LISA VENEKLASEN ’77 will speak to the Upper School students during assembly on October 20th at 9:45 am to talk about her work around the world for women’s empowerment and human rights—please join us in the auditorium!

Lisa VeneKlasen learned the importance of women’s rights early having grown up in Santa Fe as the only girl in a family with four brothers. All five VeneKlasens graduated from Prep, and Lisa’s experiences in Santa Fe and at Prep planted the seeds for her dedication to global justice. The Spanish program at school, led at the time by Steve and Meredith Machen and Jim McDaniels, was as rich and adventurous as it is now, but their adventures occurred when it was safer for young kids to travel; she and 9 other students took an overland trip which started in a school bus in Santa Fe and traveled through Mexicostopping along the way at a coffee plantation in Chiapasbefore traveling into Guatemala. They stayed with families there right after a devastating earthquake. As a university student, she later learned that this was also during a massacre across Mayan communities accused of trying to overthrow the government (in fact the court case against former General Rios Montt is happening now). The VeneKlasens, and particularly, Lisa’s mother Margaret, were deeply involved in the community, supporting opportunities for kids from low-income families. Her inspirations in Santa Fe—a city with a blend of cultures and histories—catalyzed by her experiences and guidance at Prep, enabled her to feel at home in many different worlds and with a variety of languages, yet with a keen sense of her privilege. Even so, it was a culture shock to Lisa when she went East to Smith College.

Lisa became a social justice activist at Smith. Her student activism there, and later while getting her Master’s in Public Policy at Harvard, connected her to popular educators and movement leaders in Latin America and the US and led her to Nicaragua, where she worked for two years with the Sandinista government’s adult literacy program. She returned to the Unites States and became an organizer with the national Central America Peace Campaign and later served as Legislative Aid for a US Congressional Representative.

=======

Required work: Carry on the profile of Lisa VeneKlasen, picking up right after its last sentence.

Data shown:

=======

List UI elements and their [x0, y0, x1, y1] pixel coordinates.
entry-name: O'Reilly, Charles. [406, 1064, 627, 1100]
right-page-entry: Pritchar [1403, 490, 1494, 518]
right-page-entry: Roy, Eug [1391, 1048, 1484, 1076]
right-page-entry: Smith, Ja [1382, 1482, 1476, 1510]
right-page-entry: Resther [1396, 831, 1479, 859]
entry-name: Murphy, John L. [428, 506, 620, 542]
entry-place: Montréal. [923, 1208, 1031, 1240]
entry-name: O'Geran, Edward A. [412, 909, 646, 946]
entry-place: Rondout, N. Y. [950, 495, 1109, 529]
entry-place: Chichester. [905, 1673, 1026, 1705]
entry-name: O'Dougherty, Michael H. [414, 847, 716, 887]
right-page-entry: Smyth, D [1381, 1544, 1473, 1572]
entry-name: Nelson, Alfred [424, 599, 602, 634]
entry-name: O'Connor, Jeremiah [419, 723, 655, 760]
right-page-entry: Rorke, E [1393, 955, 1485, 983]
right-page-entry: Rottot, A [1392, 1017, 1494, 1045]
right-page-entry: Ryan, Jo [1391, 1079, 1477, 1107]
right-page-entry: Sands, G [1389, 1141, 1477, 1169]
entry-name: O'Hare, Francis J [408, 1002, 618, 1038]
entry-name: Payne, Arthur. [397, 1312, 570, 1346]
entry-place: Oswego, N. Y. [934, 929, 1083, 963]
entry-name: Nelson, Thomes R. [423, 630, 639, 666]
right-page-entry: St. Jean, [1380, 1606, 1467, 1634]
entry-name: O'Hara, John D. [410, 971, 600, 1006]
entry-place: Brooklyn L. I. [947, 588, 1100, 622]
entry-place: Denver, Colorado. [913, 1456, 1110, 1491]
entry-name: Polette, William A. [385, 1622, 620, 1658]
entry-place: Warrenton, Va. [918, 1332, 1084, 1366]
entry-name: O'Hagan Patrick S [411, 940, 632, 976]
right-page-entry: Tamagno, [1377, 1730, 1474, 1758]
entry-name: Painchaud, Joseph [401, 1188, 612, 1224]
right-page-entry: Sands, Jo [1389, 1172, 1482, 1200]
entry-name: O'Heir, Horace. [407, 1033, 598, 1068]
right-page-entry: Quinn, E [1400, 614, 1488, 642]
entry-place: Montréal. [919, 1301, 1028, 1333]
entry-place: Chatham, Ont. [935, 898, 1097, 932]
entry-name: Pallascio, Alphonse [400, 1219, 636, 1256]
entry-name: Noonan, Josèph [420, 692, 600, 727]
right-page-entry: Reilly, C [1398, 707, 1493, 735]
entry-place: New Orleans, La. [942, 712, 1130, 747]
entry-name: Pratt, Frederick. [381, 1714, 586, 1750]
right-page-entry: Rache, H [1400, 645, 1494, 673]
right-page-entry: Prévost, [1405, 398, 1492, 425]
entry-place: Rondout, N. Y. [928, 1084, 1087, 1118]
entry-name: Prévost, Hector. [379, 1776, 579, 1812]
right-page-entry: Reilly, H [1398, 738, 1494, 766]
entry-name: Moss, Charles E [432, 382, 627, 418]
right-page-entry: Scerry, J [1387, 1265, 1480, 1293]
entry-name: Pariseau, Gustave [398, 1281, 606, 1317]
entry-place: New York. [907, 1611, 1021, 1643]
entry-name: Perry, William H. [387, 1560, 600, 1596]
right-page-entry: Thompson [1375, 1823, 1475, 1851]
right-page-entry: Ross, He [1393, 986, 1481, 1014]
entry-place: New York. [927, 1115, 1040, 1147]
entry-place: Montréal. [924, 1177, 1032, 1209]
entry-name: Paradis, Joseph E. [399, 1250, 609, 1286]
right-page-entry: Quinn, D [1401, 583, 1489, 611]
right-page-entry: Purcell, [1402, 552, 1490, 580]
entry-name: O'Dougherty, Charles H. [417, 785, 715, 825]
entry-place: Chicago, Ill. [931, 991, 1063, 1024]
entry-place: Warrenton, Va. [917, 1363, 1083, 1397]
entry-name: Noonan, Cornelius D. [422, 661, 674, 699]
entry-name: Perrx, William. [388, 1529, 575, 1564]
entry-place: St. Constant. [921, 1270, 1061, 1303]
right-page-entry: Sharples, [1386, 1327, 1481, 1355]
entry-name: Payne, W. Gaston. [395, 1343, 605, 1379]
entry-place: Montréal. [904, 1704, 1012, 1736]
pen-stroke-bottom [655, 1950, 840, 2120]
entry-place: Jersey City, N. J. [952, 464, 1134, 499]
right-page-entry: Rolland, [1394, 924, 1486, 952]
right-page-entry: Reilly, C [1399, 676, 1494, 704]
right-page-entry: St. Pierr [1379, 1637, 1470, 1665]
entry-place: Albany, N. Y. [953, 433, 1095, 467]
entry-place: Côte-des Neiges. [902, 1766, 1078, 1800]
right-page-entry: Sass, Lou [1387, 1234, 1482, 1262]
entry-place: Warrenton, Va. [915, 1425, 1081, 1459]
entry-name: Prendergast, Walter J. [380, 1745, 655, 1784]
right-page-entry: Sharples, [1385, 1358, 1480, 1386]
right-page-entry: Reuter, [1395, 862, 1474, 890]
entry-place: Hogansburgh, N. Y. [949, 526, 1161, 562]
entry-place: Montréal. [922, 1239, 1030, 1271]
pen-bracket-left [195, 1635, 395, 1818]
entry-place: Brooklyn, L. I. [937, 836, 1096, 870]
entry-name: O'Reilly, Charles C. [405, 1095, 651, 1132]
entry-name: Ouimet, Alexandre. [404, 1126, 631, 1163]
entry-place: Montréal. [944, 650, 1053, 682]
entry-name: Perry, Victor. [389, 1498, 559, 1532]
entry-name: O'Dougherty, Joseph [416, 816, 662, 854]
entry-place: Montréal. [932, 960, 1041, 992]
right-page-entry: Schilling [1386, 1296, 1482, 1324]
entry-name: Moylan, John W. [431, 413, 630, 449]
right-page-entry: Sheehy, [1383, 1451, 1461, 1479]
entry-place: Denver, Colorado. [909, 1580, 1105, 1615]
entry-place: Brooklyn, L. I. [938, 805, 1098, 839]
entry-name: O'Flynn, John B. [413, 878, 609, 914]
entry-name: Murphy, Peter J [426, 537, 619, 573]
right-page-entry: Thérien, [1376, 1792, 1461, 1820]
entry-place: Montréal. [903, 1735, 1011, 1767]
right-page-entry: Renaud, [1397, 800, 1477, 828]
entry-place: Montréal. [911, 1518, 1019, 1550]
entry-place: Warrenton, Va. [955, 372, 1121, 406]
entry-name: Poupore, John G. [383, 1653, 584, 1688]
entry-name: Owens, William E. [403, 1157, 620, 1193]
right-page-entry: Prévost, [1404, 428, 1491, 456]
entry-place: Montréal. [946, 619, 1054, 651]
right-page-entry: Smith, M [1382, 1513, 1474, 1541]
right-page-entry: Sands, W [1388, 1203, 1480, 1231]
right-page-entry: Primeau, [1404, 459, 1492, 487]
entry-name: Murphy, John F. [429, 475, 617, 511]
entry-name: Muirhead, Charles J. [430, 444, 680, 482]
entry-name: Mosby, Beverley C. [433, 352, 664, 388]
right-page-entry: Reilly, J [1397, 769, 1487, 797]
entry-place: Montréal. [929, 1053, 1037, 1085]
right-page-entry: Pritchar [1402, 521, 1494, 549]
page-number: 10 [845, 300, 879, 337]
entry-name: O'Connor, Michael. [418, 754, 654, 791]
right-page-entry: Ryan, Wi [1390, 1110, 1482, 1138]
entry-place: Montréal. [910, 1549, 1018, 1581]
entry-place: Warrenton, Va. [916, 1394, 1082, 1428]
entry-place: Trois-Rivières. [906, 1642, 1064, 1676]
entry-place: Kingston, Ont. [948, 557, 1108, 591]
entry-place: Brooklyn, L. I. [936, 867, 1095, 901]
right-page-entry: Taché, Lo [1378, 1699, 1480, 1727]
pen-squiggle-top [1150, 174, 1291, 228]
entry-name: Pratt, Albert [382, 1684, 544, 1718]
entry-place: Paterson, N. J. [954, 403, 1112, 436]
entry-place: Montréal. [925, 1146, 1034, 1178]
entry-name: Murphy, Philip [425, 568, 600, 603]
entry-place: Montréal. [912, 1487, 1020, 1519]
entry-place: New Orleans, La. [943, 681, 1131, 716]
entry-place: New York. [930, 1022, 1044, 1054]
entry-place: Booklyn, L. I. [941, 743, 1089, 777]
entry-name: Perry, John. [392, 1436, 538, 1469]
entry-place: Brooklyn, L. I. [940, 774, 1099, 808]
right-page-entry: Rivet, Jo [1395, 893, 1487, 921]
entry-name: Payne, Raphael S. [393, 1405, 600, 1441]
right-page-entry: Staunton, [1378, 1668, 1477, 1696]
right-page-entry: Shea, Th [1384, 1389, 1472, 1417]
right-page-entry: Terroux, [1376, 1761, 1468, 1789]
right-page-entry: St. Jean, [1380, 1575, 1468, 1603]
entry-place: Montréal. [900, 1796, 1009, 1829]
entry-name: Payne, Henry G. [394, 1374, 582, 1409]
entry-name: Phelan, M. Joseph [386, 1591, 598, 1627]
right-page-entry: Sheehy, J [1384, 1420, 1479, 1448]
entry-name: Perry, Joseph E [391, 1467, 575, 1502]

=======

Output of the exercise:
Lisa then began to focus on women’s rights in Asia, Africa, Latin America and Eastern Europe. She was with Women, Law and Development International for over five years and lived in Zimbabwe, where she designed and coordinated a 10-country training and networking project that led to the creation of the pan-African Women in Law and Development in Africa (WiLDAF). She also worked closely with dozens of women’s groups in Africa and Eastern Europe to prepare for the UN Women’s Conference in Beijing in 1995. From 1997-2001, she was the Assistant Director of the Global Women in Politics program of the Asia Foundation, where she ran a multi-regional advocacy training and political leadership project. She then founded Just Associates (JASS) in 2002 and is currently their Executive Director.

Lisa also serves on the Reference Group for the International Budget Partnership, on the board of the Bank Information Center, and as an advisor to the Nobel Women’s Initiative.

To learn more about her work and JASS (a description is below), you can email Lisa at lisa.veneklasen@justassociates.org or visit her website at www.justassociates.org.

JASS (Just Associates) is a global network of activists, popular educators and scholars in 27 countries working to strengthen and amplify the voice, visibility and collective power of women for a just and sustainable world. Grounded and driven by regional team and partners in Mesoamerica, Southern Africa and Southeast Asia, JASS is committed to ending violence against women human rights defenders, promoting women’s health and sexual rights, and advancing economic and environmental justice. JASS trains diverse local leaders, strengthens community organizing, helps build broad alliances, and links local solution-making to global advocacy. In the process, JASS documents and publicizes the innovative ways women are building resilient communities and leading change worldwide.